Selasa, 06 November 2012

Sejarah Peradah Indonesia


Bhinneka Tunggal Ika Tan Hanna Dharma Mangrwa,

Sejak diakuinya Agama Hindu sebagai agama resmi oleh pemerintah Republik Indonesia, sampai dengan berdirinya Parisada Hindu Dharma pada tahun 1959, umat Hindu  belum memiliki organisasi kemasyarakatan (ormas) skala nasional. Hadirnya ormas nasional bernafaskan Hindu dibutuhkan, mengingat perkembangan populasi umat di seluruh Nusantara. Menghadapi situsi yang makin kompetitif, wadah organisasi formal nasional kian dibutuhkan untuk  melakukan koordinasi serta  pembinaan dan pendidikan dalam hal dharma  agama dan dharma negara.

Sebelum adanya organisasi kemasyaraktan nasional, pranata sosial yang ada dalam komunitas umat Hindu masih bersifat lokal. Dorongan untuk membentuk organisasi kemasyarakatan tingkat nasional bangkit di seluruh kantong umat Hindu di bumi Nusantara ini. Yang semula secara sporadis, baik di kota-kota besar, kampus-kampus, di desa-desa di wilayah pemukiman transmigrasi, dalam bentuk kelompok diskusi, organisasi suka duka krama banjar, dan lembaga sosial local menjadi satu kekuatan berhimpun secara nasional.

Sebagai respon atas dorongan berhimpun yang begitu kuat, pada bulan September 1983, beberapa cendekiawan, mahasiswa, dan generasi muda Hindu di Yogyakarta mengadakan pertemuan untuk mewujudkan sebuah organisasi yang meliputi komponen-komponen cendekiawan, mahasiswa, dan Pemuda Hindu Dharma bertaraf nasional. Pertemuan pada bulan September dilanjutkan pada bulan Oktober 1983, dan menghasilkan suatu keputusan bahwa akan diadakan usaha penjajakan bagi pembentukan sebuah Organisasi Kemasyarakatan Hindu tingkat nasional yang disebut sebagai Sarasehan Pembentukan/Formatur Ormas Hindu Dharma Tingkat Nasional.

- **Yang Harus Dikerjakan**: Buatlah ringkasan teks tentang sejarah Peradah Indonesia di atas dalam dua kalimat.

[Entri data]
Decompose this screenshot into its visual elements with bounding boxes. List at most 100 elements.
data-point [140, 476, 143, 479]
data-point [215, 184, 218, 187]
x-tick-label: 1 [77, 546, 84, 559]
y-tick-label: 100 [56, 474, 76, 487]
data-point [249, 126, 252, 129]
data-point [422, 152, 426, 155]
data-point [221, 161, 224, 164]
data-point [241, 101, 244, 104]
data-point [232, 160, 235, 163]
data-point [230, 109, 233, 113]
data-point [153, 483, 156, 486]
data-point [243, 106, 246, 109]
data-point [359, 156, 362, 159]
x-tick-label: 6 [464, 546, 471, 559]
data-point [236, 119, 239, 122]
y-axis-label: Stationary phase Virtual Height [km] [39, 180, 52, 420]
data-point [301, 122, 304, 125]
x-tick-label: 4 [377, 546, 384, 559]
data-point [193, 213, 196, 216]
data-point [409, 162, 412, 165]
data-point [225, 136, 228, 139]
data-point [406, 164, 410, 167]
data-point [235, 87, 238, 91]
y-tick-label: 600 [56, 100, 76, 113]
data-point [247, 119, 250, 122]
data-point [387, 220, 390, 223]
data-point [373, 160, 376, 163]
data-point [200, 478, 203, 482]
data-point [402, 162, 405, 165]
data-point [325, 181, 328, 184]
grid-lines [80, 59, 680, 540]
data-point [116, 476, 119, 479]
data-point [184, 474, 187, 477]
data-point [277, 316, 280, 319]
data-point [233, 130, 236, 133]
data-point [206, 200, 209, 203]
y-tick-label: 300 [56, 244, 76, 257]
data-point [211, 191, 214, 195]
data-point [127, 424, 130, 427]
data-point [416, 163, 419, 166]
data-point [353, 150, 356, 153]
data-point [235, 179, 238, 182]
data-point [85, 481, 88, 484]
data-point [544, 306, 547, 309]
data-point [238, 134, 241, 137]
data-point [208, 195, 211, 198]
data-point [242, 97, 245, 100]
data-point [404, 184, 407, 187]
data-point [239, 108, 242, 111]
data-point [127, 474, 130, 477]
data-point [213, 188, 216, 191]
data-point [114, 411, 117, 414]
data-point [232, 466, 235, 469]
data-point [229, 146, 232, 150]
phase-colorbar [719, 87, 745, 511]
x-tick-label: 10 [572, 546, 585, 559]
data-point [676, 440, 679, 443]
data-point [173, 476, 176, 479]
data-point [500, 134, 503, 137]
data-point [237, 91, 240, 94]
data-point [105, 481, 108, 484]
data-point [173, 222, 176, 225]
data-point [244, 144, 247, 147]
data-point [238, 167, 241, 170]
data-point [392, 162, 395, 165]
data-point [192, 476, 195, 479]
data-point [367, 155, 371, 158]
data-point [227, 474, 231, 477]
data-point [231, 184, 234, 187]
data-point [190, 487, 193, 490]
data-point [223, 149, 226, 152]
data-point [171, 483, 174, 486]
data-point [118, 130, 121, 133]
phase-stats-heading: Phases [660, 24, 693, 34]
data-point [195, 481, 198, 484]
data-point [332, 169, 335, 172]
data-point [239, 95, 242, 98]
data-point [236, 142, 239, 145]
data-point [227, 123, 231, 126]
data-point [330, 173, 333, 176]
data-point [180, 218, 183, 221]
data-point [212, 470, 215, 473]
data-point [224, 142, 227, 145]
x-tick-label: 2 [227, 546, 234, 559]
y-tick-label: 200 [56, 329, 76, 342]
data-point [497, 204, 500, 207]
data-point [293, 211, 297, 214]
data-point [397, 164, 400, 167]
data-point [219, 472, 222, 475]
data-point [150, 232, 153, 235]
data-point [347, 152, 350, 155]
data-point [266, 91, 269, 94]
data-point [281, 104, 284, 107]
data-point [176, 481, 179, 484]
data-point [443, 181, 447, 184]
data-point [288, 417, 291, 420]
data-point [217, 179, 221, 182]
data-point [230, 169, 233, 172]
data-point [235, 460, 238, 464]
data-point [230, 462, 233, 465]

- **Penyelesaian Latihan**: Sampai berdirinya Parisada Hindu Dharma pada tahun 1959, umat Hindu belum memiliki organisasi kemasyarakatan skala nasional, padahal wadah semacam itu makin dibutuhkan untuk koordinasi serta pembinaan dan pendidikan dalam hal dharma agama dan dharma negara. Menanggapi dorongan berhimpun yang kuat, beberapa cendekiawan, mahasiswa, dan generasi muda Hindu di Yogyakarta bertemu pada September dan Oktober 1983 lalu memutuskan untuk mengadakan penjajakan pembentukan Organisasi Kemasyarakatan Hindu tingkat nasional.